▶ **Dataset records**
++++++++

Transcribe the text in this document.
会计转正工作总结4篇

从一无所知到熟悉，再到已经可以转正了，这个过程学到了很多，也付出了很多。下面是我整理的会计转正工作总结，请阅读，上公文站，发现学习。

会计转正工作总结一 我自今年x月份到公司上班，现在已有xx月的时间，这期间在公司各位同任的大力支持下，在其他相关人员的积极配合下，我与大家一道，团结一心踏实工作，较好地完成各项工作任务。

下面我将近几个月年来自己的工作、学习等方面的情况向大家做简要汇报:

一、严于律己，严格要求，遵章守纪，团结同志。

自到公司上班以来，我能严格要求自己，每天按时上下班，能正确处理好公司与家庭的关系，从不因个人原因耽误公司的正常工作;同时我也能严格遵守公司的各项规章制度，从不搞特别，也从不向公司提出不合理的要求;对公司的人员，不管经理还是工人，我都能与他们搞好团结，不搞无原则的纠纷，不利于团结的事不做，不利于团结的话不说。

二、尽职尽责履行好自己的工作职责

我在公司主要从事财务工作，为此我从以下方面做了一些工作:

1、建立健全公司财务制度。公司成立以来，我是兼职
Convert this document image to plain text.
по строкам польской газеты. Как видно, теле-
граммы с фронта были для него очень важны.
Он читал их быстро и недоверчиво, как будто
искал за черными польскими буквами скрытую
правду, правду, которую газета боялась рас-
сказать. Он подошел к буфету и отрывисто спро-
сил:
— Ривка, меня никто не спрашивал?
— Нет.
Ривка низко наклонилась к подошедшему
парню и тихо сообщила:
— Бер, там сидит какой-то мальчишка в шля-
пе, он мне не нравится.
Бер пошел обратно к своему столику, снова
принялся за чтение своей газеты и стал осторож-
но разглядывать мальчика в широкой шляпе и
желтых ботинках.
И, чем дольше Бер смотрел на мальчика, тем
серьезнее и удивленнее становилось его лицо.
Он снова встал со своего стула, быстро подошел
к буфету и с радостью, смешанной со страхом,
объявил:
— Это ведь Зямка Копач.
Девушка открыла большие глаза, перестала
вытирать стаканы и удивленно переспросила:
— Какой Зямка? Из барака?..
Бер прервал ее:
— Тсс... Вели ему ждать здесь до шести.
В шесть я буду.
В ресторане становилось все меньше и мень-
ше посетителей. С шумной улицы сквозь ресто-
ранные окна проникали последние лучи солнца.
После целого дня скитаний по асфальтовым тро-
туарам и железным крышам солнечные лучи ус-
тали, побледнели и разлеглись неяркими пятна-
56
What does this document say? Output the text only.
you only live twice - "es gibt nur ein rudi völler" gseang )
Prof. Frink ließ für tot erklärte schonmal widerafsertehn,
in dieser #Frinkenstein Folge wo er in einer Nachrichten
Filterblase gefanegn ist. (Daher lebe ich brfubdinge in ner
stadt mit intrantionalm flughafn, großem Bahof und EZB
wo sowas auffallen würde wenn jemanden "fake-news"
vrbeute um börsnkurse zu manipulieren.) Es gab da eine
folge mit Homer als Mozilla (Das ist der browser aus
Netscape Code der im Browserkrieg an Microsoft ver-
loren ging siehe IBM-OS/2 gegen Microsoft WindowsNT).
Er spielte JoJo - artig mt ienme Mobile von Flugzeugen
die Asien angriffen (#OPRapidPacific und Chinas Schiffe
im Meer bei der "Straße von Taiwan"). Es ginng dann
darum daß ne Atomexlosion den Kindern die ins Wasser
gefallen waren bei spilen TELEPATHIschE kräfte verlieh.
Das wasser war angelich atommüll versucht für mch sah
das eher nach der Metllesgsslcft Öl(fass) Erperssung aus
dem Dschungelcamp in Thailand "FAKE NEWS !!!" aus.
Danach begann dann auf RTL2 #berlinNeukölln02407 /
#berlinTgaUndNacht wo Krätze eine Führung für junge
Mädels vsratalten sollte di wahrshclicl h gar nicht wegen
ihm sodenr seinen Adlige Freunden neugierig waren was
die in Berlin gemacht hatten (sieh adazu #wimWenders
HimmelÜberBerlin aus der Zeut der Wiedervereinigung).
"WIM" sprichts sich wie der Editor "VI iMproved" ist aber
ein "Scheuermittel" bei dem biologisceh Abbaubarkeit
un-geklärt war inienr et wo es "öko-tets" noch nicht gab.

++++++++

▶ **OBJECTIVE**
Your task is to output exactly the lines running from the one with "What does this" through the final line of the material above, with both ends included.

▶ **RESULT OF THE EXERCISE**
What does this document say? Output the text only.
you only live twice - "es gibt nur ein rudi völler" gseang )
Prof. Frink ließ für tot erklärte schonmal widerafsertehn,
in dieser #Frinkenstein Folge wo er in einer Nachrichten
Filterblase gefanegn ist. (Daher lebe ich brfubdinge in ner
stadt mit intrantionalm flughafn, großem Bahof und EZB
wo sowas auffallen würde wenn jemanden "fake-news"
vrbeute um börsnkurse zu manipulieren.) Es gab da eine
folge mit Homer als Mozilla (Das ist der browser aus
Netscape Code der im Browserkrieg an Microsoft ver-
loren ging siehe IBM-OS/2 gegen Microsoft WindowsNT).
Er spielte JoJo - artig mt ienme Mobile von Flugzeugen
die Asien angriffen (#OPRapidPacific und Chinas Schiffe
im Meer bei der "Straße von Taiwan"). Es ginng dann
darum daß ne Atomexlosion den Kindern die ins Wasser
gefallen waren bei spilen TELEPATHIschE kräfte verlieh.
Das wasser war angelich atommüll versucht für mch sah
das eher nach der Metllesgsslcft Öl(fass) Erperssung aus
dem Dschungelcamp in Thailand "FAKE NEWS !!!" aus.
Danach begann dann auf RTL2 #berlinNeukölln02407 /
#berlinTgaUndNacht wo Krätze eine Führung für junge
Mädels vsratalten sollte di wahrshclicl h gar nicht wegen
ihm sodenr seinen Adlige Freunden neugierig waren was
die in Berlin gemacht hatten (sieh adazu #wimWenders
HimmelÜberBerlin aus der Zeut der Wiedervereinigung).
"WIM" sprichts sich wie der Editor "VI iMproved" ist aber
ein "Scheuermittel" bei dem biologisceh Abbaubarkeit
un-geklärt war inienr et wo es "öko-tets" noch nicht gab.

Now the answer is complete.